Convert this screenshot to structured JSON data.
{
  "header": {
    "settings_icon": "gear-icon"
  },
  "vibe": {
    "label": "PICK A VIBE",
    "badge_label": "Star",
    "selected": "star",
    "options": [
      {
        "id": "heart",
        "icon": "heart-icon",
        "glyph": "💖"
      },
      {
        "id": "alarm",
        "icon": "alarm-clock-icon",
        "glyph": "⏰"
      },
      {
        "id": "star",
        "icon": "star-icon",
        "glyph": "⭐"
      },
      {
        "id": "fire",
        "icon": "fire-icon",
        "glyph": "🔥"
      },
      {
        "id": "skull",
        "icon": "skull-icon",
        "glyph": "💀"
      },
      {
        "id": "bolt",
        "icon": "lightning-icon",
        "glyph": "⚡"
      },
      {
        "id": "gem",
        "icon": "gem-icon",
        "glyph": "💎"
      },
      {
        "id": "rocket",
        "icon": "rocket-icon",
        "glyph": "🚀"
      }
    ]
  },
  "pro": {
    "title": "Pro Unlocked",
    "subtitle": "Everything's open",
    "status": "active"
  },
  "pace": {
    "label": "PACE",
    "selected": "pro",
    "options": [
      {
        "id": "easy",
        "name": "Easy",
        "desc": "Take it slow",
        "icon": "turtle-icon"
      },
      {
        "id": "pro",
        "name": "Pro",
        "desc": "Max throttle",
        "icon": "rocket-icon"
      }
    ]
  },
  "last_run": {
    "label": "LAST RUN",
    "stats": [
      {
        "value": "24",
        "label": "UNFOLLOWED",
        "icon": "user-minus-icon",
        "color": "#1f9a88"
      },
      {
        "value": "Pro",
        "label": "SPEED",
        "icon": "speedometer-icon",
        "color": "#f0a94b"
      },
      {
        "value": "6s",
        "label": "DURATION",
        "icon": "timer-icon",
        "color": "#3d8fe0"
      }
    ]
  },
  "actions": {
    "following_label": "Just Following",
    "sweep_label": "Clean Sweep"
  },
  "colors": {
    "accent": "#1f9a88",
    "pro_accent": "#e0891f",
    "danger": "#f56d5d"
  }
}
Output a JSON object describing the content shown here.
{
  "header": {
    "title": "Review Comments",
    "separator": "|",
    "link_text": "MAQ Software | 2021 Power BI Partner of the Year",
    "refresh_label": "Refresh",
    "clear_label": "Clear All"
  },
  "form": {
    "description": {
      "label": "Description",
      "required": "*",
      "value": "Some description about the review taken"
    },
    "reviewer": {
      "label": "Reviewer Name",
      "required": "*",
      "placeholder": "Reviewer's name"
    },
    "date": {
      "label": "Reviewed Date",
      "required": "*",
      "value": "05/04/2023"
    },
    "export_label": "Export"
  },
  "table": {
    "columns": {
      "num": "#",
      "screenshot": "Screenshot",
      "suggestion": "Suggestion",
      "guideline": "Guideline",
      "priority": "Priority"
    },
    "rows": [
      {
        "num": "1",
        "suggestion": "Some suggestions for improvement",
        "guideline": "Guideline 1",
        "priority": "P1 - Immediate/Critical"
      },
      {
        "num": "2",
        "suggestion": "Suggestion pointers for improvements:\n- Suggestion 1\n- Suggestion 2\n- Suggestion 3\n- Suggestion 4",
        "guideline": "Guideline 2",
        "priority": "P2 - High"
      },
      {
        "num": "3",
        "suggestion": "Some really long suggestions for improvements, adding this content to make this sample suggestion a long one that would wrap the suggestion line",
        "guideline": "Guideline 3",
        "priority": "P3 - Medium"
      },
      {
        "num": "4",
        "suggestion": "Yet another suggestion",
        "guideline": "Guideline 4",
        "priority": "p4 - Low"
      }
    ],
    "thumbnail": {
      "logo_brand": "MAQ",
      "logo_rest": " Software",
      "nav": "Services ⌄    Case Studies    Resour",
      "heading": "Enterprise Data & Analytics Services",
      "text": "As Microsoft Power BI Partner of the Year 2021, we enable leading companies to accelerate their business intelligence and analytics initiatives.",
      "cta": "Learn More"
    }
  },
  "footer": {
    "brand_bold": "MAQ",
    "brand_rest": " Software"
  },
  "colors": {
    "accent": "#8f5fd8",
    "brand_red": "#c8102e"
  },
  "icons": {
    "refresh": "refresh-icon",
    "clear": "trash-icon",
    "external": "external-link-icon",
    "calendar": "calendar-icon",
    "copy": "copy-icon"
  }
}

□ □ □ □ □ □ □

**WORK REQUIRED**
Restate each record exactly as written.

**ANSWER TO THE TASK**
Convert this screenshot to structured JSON data.
{
  "header": {
    "settings_icon": "gear-icon"
  },
  "vibe": {
    "label": "PICK A VIBE",
    "badge_label": "Star",
    "selected": "star",
    "options": [
      {
        "id": "heart",
        "icon": "heart-icon",
        "glyph": "💖"
      },
      {
        "id": "alarm",
        "icon": "alarm-clock-icon",
        "glyph": "⏰"
      },
      {
        "id": "star",
        "icon": "star-icon",
        "glyph": "⭐"
      },
      {
        "id": "fire",
        "icon": "fire-icon",
        "glyph": "🔥"
      },
      {
        "id": "skull",
        "icon": "skull-icon",
        "glyph": "💀"
      },
      {
        "id": "bolt",
        "icon": "lightning-icon",
        "glyph": "⚡"
      },
      {
        "id": "gem",
        "icon": "gem-icon",
        "glyph": "💎"
      },
      {
        "id": "rocket",
        "icon": "rocket-icon",
        "glyph": "🚀"
      }
    ]
  },
  "pro": {
    "title": "Pro Unlocked",
    "subtitle": "Everything's open",
    "status": "active"
  },
  "pace": {
    "label": "PACE",
    "selected": "pro",
    "options": [
      {
        "id": "easy",
        "name": "Easy",
        "desc": "Take it slow",
        "icon": "turtle-icon"
      },
      {
        "id": "pro",
        "name": "Pro",
        "desc": "Max throttle",
        "icon": "rocket-icon"
      }
    ]
  },
  "last_run": {
    "label": "LAST RUN",
    "stats": [
      {
        "value": "24",
        "label": "UNFOLLOWED",
        "icon": "user-minus-icon",
        "color": "#1f9a88"
      },
      {
        "value": "Pro",
        "label": "SPEED",
        "icon": "speedometer-icon",
        "color": "#f0a94b"
      },
      {
        "value": "6s",
        "label": "DURATION",
        "icon": "timer-icon",
        "color": "#3d8fe0"
      }
    ]
  },
  "actions": {
    "following_label": "Just Following",
    "sweep_label": "Clean Sweep"
  },
  "colors": {
    "accent": "#1f9a88",
    "pro_accent": "#e0891f",
    "danger": "#f56d5d"
  }
}
Output a JSON object describing the content shown here.
{
  "header": {
    "title": "Review Comments",
    "separator": "|",
    "link_text": "MAQ Software | 2021 Power BI Partner of the Year",
    "refresh_label": "Refresh",
    "clear_label": "Clear All"
  },
  "form": {
    "description": {
      "label": "Description",
      "required": "*",
      "value": "Some description about the review taken"
    },
    "reviewer": {
      "label": "Reviewer Name",
      "required": "*",
      "placeholder": "Reviewer's name"
    },
    "date": {
      "label": "Reviewed Date",
      "required": "*",
      "value": "05/04/2023"
    },
    "export_label": "Export"
  },
  "table": {
    "columns": {
      "num": "#",
      "screenshot": "Screenshot",
      "suggestion": "Suggestion",
      "guideline": "Guideline",
      "priority": "Priority"
    },
    "rows": [
      {
        "num": "1",
        "suggestion": "Some suggestions for improvement",
        "guideline": "Guideline 1",
        "priority": "P1 - Immediate/Critical"
      },
      {
        "num": "2",
        "suggestion": "Suggestion pointers for improvements:\n- Suggestion 1\n- Suggestion 2\n- Suggestion 3\n- Suggestion 4",
        "guideline": "Guideline 2",
        "priority": "P2 - High"
      },
      {
        "num": "3",
        "suggestion": "Some really long suggestions for improvements, adding this content to make this sample suggestion a long one that would wrap the suggestion line",
        "guideline": "Guideline 3",
        "priority": "P3 - Medium"
      },
      {
        "num": "4",
        "suggestion": "Yet another suggestion",
        "guideline": "Guideline 4",
        "priority": "p4 - Low"
      }
    ],
    "thumbnail": {
      "logo_brand": "MAQ",
      "logo_rest": " Software",
      "nav": "Services ⌄    Case Studies    Resour",
      "heading": "Enterprise Data & Analytics Services",
      "text": "As Microsoft Power BI Partner of the Year 2021, we enable leading companies to accelerate their business intelligence and analytics initiatives.",
      "cta": "Learn More"
    }
  },
  "footer": {
    "brand_bold": "MAQ",
    "brand_rest": " Software"
  },
  "colors": {
    "accent": "#8f5fd8",
    "brand_red": "#c8102e"
  },
  "icons": {
    "refresh": "refresh-icon",
    "clear": "trash-icon",
    "external": "external-link-icon",
    "calendar": "calendar-icon",
    "copy": "copy-icon"
  }
}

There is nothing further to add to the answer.